▶ Kutipan Bacaan:
┌────────

Dari tanah Jawa, pengaruh mistik India dengan ajaran hindunya mempengaruhi kehidupan keagamaan, sosial, politik, dan budaya masyarakatnya. Ternyata, dalam konsep tertentu, mereka memiliki ajaran yang hakikatnya sama dengan tradisi sufi asal Haramayn dan Persia. Sunan Kali Jaga menulis kitab Suluk Ling Lung yang menjadi tafsir atas Serat Dewa Ruci karya Mpu Siwamurti yang mengisahkan tentang kondisi Manunggaling Kawula Gusti yang sama dengan “Ana Al-Haqq”.

Serat Suluk Ling Lung mengisahkan pencarian jati diri Sunan Kalijaga. Seorang pemuda berandalan yang tersadarkan lalu berguru ke Sunan Bonang hingga akhirnya berjumpa dengan Nabi Khidr as. Perjumpaan Sunan Kalijaga dengan Nabi Khidr diibaratkan dengan perjumpaan Bima dengan Dewa Ruci dalam serat Dewa Ruci, juga diibaratkan Wisnu yang menjelma di dalam Kreshna dalam kisah Mahabharata. Serat Cabolek ditulis oleh Raden Ngabehi Yasadipura 1, Serat Centini, dan Serat Wirid Hidayati yang disusun oleh Ronggowarsito, mengisahkan hal serupa.

Dari tatar Sunda, konsep agama pra-Islam yang mirip dengan ajaran wahdatul wujud membuat tradisi kesufiannya gampang dipengaruhi oleh para sufi dari Sumatra, seperti Hamzah Fansuri, Al-Sumatrani (w. 1630 M), Nur Al-Din Al-Raniri (w. 1658 M), dan Abdur Rauf Al-Jawi yang lebih dikenal sebagai Abdul Rauf Al-Sinkili (1615 M, Aceh) yang menjadi guru dari Abdul Muhyi.

Melalui studi arkeologis tentang bangunan peribadatan zaman Sunda kuna oleh Agus Aris Munandar, dkk., dan naskah keagamaan yang ada, bahwa agama zaman Sunda kuna bukan agama Hindu, Budha, maupun Hindu-Budha yang ada di India. Agama tersebut adalah suatu bentuk agama lain yang tampak mencerminkan segi kepraktisan dan mengarah langsung kepada sasaran pemujaan konsep utama tertinggi, walaupun terlihat campuran Hindu-Budha di dalamnya.

Sasaran utama pemujaan agama Sunda kuna sebagai konsep tertinggi disebut sebagai Sang Hyang Taya, Sang Hyang Manon, Sang Hyang Jatiniskala, Sang Hyang Jatinesmen, dan Sang Hyang Tunggal, bukan para dewa trimurti atau Tathagata Budha. Di bawahnya, konsep yang disebut Guriang sebanyak tujuh Guriang. Perwujudan fisik pada tingkatan Sang Hyang dan Guriang tidak dapat dikonkritkan dan hanya diyakini dan dirasakan keberadaannya.

└────────

▶ Ketentuan Tugas:
a. Buatlah ringkasan teks tentang tasawuf Jawa dan Sunda dalam dua kalimat.
b. Menurut teks tentang tasawuf Jawa dan Sunda, siapakah guru Abdul Muhyi?
c. Teruskan teks tentang tasawuf Jawa dan Sunda, dimulai setelah kalimat terakhirnya.

▶ Cuplikan Baris:
┌────────

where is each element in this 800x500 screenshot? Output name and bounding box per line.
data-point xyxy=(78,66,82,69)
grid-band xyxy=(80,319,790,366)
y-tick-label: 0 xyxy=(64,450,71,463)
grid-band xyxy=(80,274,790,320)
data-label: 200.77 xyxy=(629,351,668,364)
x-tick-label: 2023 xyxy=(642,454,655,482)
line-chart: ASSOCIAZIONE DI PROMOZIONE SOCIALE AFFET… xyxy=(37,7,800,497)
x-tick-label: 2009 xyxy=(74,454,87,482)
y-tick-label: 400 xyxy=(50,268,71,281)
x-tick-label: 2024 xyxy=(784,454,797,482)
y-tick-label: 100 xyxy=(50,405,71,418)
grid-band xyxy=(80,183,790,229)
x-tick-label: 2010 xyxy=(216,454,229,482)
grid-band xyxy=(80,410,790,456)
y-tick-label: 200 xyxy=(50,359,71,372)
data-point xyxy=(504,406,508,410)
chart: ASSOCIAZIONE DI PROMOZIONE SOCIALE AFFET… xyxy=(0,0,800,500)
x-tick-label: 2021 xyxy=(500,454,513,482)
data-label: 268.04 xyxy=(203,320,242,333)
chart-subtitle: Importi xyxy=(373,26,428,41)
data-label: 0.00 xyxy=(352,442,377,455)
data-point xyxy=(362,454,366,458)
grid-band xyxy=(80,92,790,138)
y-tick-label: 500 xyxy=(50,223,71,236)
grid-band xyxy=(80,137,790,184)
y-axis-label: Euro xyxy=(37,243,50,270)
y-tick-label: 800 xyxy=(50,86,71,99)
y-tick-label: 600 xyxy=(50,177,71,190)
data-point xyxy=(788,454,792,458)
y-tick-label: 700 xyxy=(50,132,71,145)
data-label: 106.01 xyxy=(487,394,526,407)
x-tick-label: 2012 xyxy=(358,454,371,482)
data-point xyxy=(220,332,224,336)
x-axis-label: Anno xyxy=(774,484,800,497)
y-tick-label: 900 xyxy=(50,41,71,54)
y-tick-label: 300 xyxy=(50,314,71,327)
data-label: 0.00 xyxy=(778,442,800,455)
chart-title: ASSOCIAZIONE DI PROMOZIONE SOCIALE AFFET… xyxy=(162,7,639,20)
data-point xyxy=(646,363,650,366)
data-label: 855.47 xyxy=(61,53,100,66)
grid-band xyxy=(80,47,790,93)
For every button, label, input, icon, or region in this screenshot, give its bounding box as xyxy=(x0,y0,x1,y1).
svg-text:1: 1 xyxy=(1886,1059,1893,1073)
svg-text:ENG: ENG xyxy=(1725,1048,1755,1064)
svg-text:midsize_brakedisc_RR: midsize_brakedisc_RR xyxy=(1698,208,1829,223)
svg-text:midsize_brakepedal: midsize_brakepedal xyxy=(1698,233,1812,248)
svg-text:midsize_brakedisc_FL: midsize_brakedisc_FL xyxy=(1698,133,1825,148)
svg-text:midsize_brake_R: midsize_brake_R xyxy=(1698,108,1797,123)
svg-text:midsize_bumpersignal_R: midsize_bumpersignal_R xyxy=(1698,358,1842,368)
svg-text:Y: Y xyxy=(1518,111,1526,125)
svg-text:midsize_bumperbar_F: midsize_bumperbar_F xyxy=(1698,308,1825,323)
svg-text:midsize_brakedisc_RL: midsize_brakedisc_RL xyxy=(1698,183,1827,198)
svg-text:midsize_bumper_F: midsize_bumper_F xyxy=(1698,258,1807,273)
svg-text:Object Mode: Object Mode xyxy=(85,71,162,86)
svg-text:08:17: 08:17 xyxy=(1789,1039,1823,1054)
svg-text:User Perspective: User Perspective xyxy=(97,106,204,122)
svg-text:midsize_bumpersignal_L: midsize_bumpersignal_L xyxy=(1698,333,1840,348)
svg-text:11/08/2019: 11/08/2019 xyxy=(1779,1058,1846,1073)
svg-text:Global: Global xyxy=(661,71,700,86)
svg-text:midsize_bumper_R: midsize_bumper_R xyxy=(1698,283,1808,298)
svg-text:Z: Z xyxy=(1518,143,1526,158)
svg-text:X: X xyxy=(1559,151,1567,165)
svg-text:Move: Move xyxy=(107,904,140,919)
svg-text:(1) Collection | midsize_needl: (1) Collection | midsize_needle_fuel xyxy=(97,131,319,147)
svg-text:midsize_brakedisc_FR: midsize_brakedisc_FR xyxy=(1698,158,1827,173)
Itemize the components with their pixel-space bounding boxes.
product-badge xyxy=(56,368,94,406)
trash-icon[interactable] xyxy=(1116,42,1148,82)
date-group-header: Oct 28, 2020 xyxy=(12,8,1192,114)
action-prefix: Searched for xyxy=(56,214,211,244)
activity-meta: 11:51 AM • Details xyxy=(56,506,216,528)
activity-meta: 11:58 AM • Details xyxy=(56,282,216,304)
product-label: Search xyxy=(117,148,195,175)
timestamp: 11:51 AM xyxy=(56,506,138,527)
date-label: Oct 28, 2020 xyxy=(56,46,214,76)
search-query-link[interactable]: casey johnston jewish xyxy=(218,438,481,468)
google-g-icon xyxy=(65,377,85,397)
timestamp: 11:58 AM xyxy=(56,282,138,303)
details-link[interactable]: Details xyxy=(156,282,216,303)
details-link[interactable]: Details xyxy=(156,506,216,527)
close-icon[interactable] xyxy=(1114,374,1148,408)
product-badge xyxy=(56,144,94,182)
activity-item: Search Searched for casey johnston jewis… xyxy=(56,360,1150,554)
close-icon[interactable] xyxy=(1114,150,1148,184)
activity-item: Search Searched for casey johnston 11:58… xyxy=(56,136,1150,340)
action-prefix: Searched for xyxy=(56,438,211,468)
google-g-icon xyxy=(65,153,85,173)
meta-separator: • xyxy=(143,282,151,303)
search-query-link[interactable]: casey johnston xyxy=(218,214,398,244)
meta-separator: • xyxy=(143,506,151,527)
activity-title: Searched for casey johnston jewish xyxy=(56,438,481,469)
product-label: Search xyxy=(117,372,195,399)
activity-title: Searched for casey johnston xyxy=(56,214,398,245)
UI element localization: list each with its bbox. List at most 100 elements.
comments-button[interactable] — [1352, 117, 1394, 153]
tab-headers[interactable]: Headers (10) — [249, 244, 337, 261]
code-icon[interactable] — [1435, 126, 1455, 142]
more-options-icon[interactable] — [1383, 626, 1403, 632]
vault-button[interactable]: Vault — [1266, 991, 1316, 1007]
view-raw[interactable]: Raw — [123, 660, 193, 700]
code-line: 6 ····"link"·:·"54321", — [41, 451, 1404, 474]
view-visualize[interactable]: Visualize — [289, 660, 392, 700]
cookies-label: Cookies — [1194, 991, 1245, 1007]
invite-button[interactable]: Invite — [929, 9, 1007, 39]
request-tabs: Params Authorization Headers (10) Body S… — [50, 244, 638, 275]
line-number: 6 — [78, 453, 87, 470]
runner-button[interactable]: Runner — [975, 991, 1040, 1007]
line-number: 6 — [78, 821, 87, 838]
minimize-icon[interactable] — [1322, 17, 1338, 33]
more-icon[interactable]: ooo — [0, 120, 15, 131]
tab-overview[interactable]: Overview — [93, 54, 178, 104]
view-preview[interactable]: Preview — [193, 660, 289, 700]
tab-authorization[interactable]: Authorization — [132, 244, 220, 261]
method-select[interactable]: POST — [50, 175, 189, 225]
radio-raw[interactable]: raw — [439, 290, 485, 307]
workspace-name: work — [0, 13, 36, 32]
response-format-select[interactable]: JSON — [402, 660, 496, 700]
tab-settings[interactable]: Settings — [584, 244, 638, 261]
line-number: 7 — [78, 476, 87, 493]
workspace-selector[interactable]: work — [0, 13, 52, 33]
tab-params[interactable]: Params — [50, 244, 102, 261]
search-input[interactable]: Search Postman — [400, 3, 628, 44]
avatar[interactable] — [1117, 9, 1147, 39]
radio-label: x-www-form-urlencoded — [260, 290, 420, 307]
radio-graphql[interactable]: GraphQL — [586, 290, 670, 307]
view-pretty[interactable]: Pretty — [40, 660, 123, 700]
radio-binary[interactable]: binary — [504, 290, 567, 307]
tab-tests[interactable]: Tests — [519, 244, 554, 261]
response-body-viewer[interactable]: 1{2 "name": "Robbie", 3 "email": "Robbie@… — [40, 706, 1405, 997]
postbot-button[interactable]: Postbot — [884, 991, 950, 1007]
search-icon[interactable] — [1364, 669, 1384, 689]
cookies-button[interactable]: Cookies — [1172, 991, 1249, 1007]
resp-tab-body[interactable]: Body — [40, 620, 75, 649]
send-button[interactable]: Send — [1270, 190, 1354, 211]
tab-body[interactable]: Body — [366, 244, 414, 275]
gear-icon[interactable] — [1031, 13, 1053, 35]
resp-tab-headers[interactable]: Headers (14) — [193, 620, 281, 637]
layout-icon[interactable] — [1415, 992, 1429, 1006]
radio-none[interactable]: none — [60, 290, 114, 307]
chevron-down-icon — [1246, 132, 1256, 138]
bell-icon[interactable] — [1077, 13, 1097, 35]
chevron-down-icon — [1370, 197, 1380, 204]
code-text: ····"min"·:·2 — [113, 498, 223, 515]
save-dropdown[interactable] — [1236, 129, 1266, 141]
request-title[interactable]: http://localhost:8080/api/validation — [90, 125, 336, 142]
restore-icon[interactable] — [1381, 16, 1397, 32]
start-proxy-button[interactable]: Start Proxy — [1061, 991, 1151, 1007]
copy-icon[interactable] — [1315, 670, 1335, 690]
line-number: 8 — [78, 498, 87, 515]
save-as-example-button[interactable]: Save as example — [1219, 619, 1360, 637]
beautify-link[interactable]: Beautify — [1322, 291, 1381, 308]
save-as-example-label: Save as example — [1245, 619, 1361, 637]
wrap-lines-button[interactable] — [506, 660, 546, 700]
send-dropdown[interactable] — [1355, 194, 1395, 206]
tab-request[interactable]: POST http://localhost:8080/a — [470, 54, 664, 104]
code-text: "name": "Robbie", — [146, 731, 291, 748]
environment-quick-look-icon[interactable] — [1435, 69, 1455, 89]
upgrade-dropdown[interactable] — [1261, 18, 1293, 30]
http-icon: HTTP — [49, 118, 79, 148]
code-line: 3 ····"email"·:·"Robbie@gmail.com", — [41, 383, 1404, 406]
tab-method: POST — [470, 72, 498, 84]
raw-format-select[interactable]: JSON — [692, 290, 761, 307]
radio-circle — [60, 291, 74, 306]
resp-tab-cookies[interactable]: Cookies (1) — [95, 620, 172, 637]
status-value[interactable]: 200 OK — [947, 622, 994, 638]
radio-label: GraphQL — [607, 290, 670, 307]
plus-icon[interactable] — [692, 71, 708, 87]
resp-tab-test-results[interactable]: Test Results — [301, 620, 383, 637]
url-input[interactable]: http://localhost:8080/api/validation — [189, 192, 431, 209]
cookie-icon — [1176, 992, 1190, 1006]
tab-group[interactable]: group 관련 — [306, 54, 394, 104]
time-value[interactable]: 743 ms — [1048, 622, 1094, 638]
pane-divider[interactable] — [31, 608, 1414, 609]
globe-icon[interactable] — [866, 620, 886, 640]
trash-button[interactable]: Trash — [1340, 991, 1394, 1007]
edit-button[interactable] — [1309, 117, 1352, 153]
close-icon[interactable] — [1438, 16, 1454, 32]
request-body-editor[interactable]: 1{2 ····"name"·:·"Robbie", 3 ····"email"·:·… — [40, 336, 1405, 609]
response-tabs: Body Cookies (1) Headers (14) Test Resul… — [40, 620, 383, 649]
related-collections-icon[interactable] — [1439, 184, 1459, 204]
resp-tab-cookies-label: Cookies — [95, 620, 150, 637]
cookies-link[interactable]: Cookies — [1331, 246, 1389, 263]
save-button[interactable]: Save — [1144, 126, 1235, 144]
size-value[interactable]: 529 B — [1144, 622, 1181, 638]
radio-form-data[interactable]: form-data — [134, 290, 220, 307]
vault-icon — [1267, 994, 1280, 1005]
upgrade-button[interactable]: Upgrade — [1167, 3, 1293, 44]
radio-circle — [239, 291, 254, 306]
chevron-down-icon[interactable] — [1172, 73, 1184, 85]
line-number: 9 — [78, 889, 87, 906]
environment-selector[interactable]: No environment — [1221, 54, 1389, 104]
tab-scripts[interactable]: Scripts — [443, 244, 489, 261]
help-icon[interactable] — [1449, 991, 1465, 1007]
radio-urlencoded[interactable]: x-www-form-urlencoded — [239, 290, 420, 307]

└────────

▶ Jawaban Berurutan:
a. Sunan Kali Jaga menulis kitab Suluk Ling Lung sebagai tafsir atas Serat Dewa Ruci tentang Manunggaling Kawula Gusti yang sama dengan "Ana Al-Haqq", dan kitab itu mengisahkan pencarian jati dirinya hingga berjumpa dengan Nabi Khidr. Di tatar Sunda, konsep agama pra-Islam yang mirip wahdatul wujud membuat tradisi kesufiannya mudah dipengaruhi para sufi dari Sumatra, sedangkan agama Sunda kuna bukan agama Hindu maupun Budha India, melainkan agama lain yang memuja konsep tertinggi seperti Sang Hyang Tunggal.

b. Abdur Rauf Al-Jawi, yang lebih dikenal sebagai Abdul Rauf Al-Sinkili.

c.
Kedua konsep di atas berada dalam dunia niskala. Setelahnya, para dewa dari Hindu Syiwa dan Budha Mahayana, berada di dunia sakala-niskala. Perwujudan fisiknya bisa dikonkritkan dalam bentuk arca ataupun tidak, yaitu Dewa Yama, Candra, Aditya, Wisnu, Brahma, Iswara, Mahadewa, Kowera, Syiwa, dan Budha dengan beberapa Tathagatanya, seperti Amitabha dan Warocana. Tingkat terbawah, berada di dunia sakala, yaitu arca dewata, nenek moyang, atau objek suci lain yang menjadi sasaran pemujaan. Konsep tiga tingkatan tersebut, kiranya sama dengan konsep hirarki realitas atau martabat tujuh, yang dalam tahapannya terdapat kondisi wahdatul wujud. Mencermati kesamaan hakikat, tampak bahwa semua agama berasal dari Sumber Yang Satu, Yang ingin dikenal melalui manifestasi Diri-Nya pada manusia.

Bukti dari para wali berada dalam kondisi “Ana Al-Haqq”, wahdatul wujud, adalah kitab yang mereka tulis. Serat Niti Mani ajaran Syekh Siti Jenar menjelaskan maknanya, yang sudah diterjemahkan dari bahasa Jawa ke dalam bahasa Indonesia, “Bagi manusia terpilih yang telah mencapai kebenaran tertinggi, pandangannya menjadi jernih sekali ketika berjumpa dengan Dia, hilang dan terleburlah urai yakni dunia. Dia dikuasai oleh Tuhan. Hatinya hanya memandang Zat yang terbebas dari unsur kebendaan. Tiada henti-hentinya dia membayangkan Tuhan. Dia hanya memperhitungkan Tuhan. Seluruh tingkah lakunya dikuasai oleh satu-satunya Sejati. Dia tidak mendengar, tidak berbicara, tidak melihat, tetapi Yang Maha Luhur adalah telinganya, lidahnya dan matanya. Dia sungguh dalam kekosongan, tanpa jiwa dan raga. Dia diresapi seluruhnya oleh sang Pencipta. Dia disirnakan, sehingga tidak kelihatan lagi. Sama seperti bintang yang lenyap dan tidak kelihatan lagi karena diperdaya oleh cahaya matahari. Mustahillah kawula menjadi gusti, dan gusti tidak menjadi kawula, karena Yang Suci, Zat Hyang Suksma itu langgeng tanpa sebab.”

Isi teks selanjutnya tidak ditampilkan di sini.